┌─ RECORDS TO USE

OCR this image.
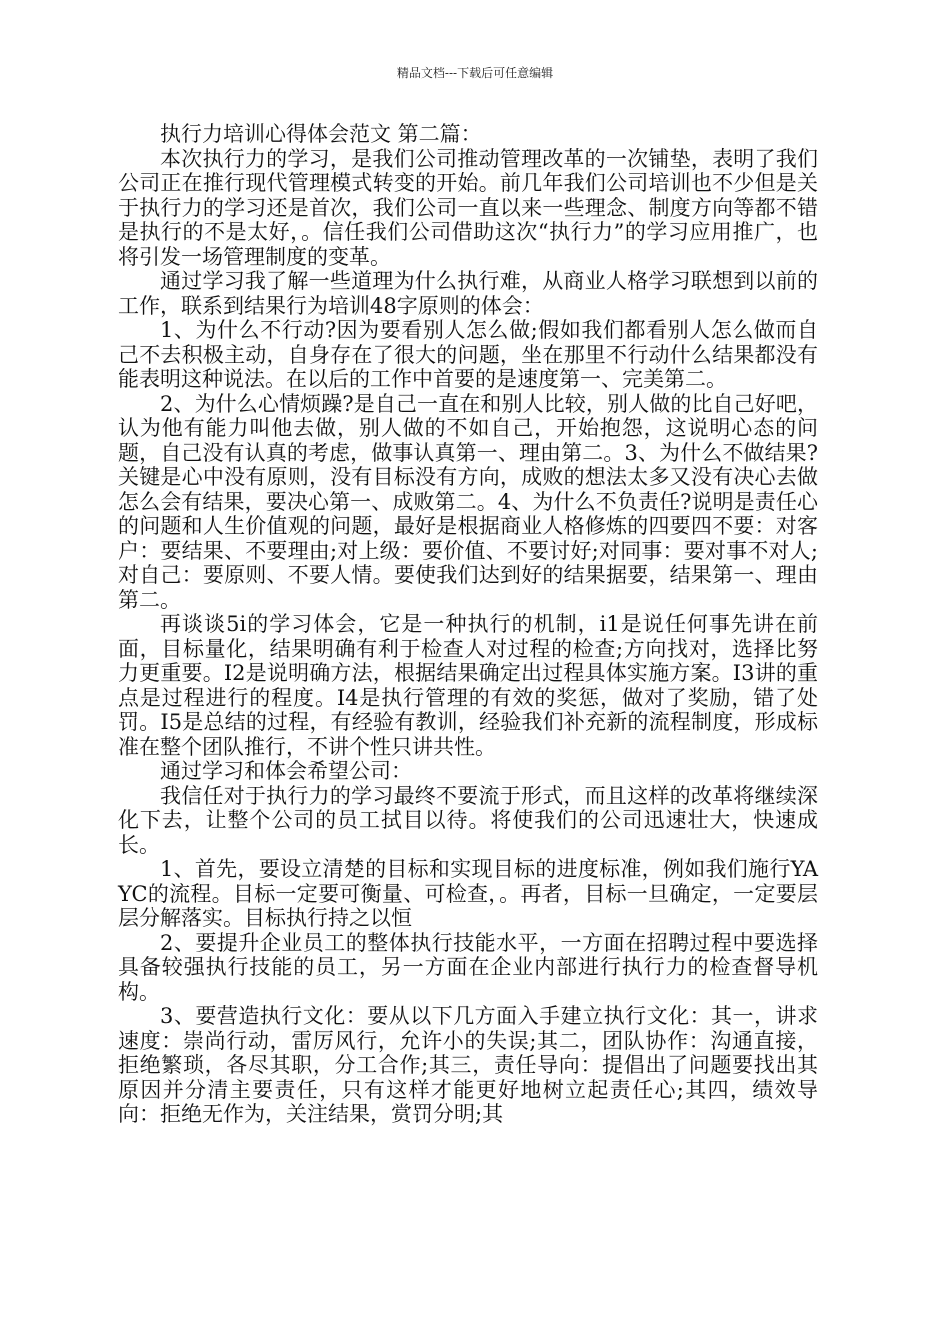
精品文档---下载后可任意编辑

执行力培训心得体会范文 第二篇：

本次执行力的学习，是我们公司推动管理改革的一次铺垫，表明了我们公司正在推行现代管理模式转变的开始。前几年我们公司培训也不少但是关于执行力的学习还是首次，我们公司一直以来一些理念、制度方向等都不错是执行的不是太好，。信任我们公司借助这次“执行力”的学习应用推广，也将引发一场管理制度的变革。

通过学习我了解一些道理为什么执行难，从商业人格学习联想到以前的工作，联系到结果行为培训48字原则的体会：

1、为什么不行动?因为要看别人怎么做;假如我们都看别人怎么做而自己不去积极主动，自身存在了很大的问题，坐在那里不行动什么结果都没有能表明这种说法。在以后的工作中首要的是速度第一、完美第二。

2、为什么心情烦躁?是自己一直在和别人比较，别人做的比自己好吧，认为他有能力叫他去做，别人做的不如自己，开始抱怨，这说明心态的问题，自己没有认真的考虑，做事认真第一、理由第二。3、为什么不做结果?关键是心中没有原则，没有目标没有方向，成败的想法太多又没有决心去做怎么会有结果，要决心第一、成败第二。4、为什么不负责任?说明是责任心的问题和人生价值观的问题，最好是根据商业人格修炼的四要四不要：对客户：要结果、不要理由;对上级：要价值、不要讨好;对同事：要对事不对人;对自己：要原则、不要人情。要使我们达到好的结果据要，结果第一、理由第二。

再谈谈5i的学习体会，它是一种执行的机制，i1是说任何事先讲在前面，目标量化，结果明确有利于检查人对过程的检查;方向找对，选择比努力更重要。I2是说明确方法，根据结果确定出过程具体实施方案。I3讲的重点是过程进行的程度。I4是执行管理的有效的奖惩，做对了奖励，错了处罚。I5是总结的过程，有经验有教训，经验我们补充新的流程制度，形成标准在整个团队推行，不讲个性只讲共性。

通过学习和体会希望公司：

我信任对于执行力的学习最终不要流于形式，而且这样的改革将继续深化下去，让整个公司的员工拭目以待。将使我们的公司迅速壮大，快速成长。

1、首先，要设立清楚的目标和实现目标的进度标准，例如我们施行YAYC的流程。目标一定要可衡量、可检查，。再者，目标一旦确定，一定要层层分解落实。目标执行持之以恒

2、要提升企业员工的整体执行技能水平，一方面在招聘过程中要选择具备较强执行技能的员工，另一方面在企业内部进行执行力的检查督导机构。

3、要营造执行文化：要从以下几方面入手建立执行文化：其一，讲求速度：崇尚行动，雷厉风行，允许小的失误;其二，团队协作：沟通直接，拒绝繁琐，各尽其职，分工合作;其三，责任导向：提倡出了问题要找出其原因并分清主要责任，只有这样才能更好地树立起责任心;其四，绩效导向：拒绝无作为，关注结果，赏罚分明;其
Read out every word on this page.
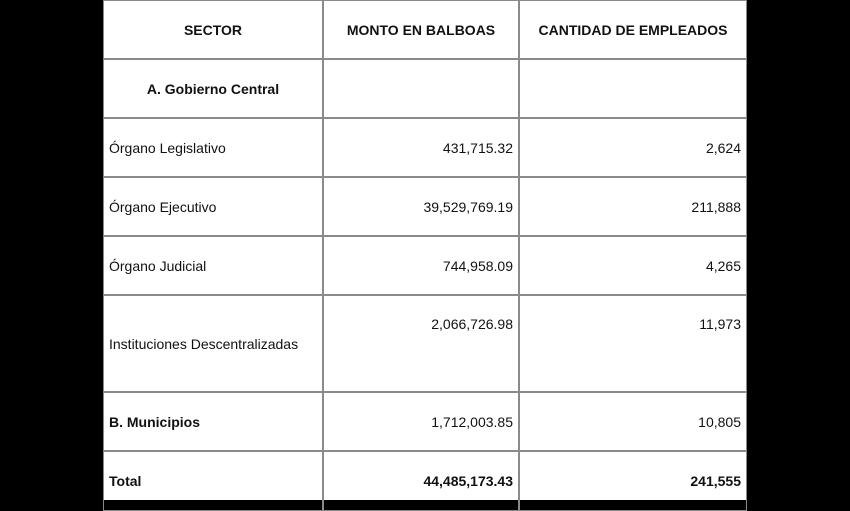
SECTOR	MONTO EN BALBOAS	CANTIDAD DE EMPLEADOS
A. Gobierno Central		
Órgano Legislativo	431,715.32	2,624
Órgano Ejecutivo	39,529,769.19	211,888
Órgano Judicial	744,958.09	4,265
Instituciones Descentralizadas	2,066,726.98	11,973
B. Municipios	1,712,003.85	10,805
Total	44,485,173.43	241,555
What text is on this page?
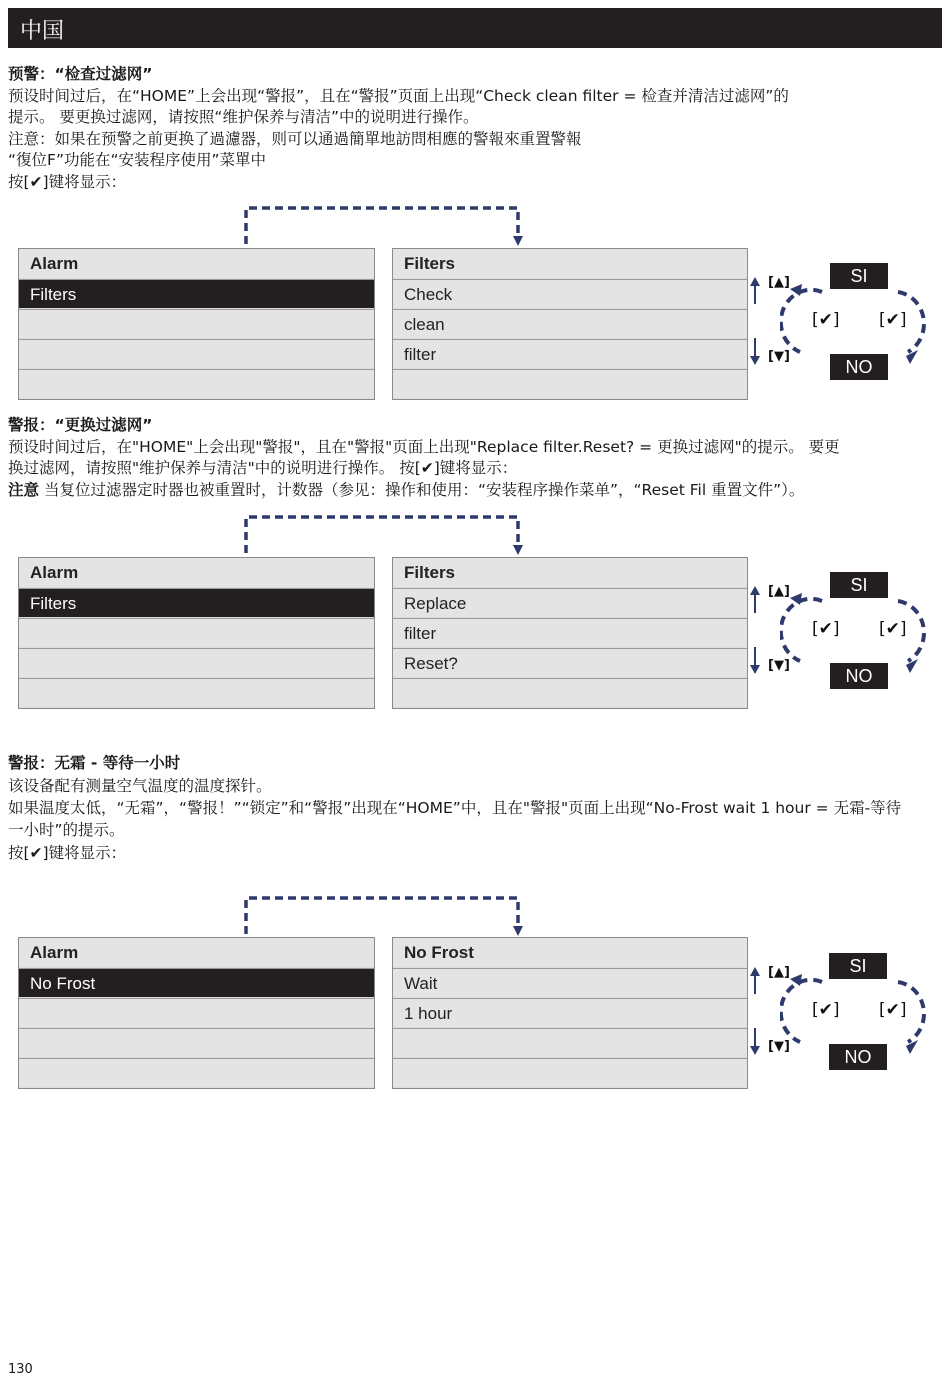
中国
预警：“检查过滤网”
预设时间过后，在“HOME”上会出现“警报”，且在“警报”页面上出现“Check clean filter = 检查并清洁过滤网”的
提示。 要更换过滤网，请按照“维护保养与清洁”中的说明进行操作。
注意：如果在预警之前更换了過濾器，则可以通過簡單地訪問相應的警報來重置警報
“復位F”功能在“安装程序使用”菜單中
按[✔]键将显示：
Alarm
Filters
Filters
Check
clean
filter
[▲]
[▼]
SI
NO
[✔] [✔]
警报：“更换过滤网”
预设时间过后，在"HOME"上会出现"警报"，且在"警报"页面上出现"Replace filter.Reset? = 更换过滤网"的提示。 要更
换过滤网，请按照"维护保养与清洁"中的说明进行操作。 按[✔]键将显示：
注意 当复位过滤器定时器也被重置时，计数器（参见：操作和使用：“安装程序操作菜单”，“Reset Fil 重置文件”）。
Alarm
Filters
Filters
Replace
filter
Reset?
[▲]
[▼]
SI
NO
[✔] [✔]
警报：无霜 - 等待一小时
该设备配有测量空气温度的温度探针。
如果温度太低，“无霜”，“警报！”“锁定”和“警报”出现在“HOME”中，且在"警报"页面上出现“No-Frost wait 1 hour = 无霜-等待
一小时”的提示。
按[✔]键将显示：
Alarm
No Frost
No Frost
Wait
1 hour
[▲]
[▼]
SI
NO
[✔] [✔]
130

└─

> WHAT TO WORK ON: Leave out the pictures and transcribe everything else exactly.

> ANSWER IN FULL:
OCR this image.
精品文档---下载后可任意编辑

执行力培训心得体会范文 第二篇：

本次执行力的学习，是我们公司推动管理改革的一次铺垫，表明了我们公司正在推行现代管理模式转变的开始。前几年我们公司培训也不少但是关于执行力的学习还是首次，我们公司一直以来一些理念、制度方向等都不错是执行的不是太好，。信任我们公司借助这次“执行力”的学习应用推广，也将引发一场管理制度的变革。

通过学习我了解一些道理为什么执行难，从商业人格学习联想到以前的工作，联系到结果行为培训48字原则的体会：

1、为什么不行动?因为要看别人怎么做;假如我们都看别人怎么做而自己不去积极主动，自身存在了很大的问题，坐在那里不行动什么结果都没有能表明这种说法。在以后的工作中首要的是速度第一、完美第二。

2、为什么心情烦躁?是自己一直在和别人比较，别人做的比自己好吧，认为他有能力叫他去做，别人做的不如自己，开始抱怨，这说明心态的问题，自己没有认真的考虑，做事认真第一、理由第二。3、为什么不做结果?关键是心中没有原则，没有目标没有方向，成败的想法太多又没有决心去做怎么会有结果，要决心第一、成败第二。4、为什么不负责任?说明是责任心的问题和人生价值观的问题，最好是根据商业人格修炼的四要四不要：对客户：要结果、不要理由;对上级：要价值、不要讨好;对同事：要对事不对人;对自己：要原则、不要人情。要使我们达到好的结果据要，结果第一、理由第二。

再谈谈5i的学习体会，它是一种执行的机制，i1是说任何事先讲在前面，目标量化，结果明确有利于检查人对过程的检查;方向找对，选择比努力更重要。I2是说明确方法，根据结果确定出过程具体实施方案。I3讲的重点是过程进行的程度。I4是执行管理的有效的奖惩，做对了奖励，错了处罚。I5是总结的过程，有经验有教训，经验我们补充新的流程制度，形成标准在整个团队推行，不讲个性只讲共性。

通过学习和体会希望公司：

我信任对于执行力的学习最终不要流于形式，而且这样的改革将继续深化下去，让整个公司的员工拭目以待。将使我们的公司迅速壮大，快速成长。

1、首先，要设立清楚的目标和实现目标的进度标准，例如我们施行YAYC的流程。目标一定要可衡量、可检查，。再者，目标一旦确定，一定要层层分解落实。目标执行持之以恒

2、要提升企业员工的整体执行技能水平，一方面在招聘过程中要选择具备较强执行技能的员工，另一方面在企业内部进行执行力的检查督导机构。

3、要营造执行文化：要从以下几方面入手建立执行文化：其一，讲求速度：崇尚行动，雷厉风行，允许小的失误;其二，团队协作：沟通直接，拒绝繁琐，各尽其职，分工合作;其三，责任导向：提倡出了问题要找出其原因并分清主要责任，只有这样才能更好地树立起责任心;其四，绩效导向：拒绝无作为，关注结果，赏罚分明;其
Read out every word on this page.
SECTOR	MONTO EN BALBOAS	CANTIDAD DE EMPLEADOS
A. Gobierno Central		
Órgano Legislativo	431,715.32	2,624
Órgano Ejecutivo	39,529,769.19	211,888
Órgano Judicial	744,958.09	4,265
Instituciones Descentralizadas	2,066,726.98	11,973
B. Municipios	1,712,003.85	10,805
Total	44,485,173.43	241,555
What text is on this page?
中国
预警：“检查过滤网”
预设时间过后，在“HOME”上会出现“警报”，且在“警报”页面上出现“Check clean filter = 检查并清洁过滤网”的
提示。 要更换过滤网，请按照“维护保养与清洁”中的说明进行操作。
注意：如果在预警之前更换了過濾器，则可以通過簡單地訪問相應的警報來重置警報
“復位F”功能在“安装程序使用”菜單中
按[✔]键将显示：
Alarm
Filters
Filters
Check
clean
filter
[▲]
[▼]
SI
NO
[✔] [✔]
警报：“更换过滤网”
预设时间过后，在"HOME"上会出现"警报"，且在"警报"页面上出现"Replace filter.Reset? = 更换过滤网"的提示。 要更
换过滤网，请按照"维护保养与清洁"中的说明进行操作。 按[✔]键将显示：
注意 当复位过滤器定时器也被重置时，计数器（参见：操作和使用：“安装程序操作菜单”，“Reset Fil 重置文件”）。
Alarm
Filters
Filters
Replace
filter
Reset?
[▲]
[▼]
SI
NO
[✔] [✔]
警报：无霜 - 等待一小时
该设备配有测量空气温度的温度探针。
如果温度太低，“无霜”，“警报！”“锁定”和“警报”出现在“HOME”中，且在"警报"页面上出现“No-Frost wait 1 hour = 无霜-等待
一小时”的提示。
按[✔]键将显示：
Alarm
No Frost
No Frost
Wait
1 hour
[▲]
[▼]
SI
NO
[✔] [✔]
130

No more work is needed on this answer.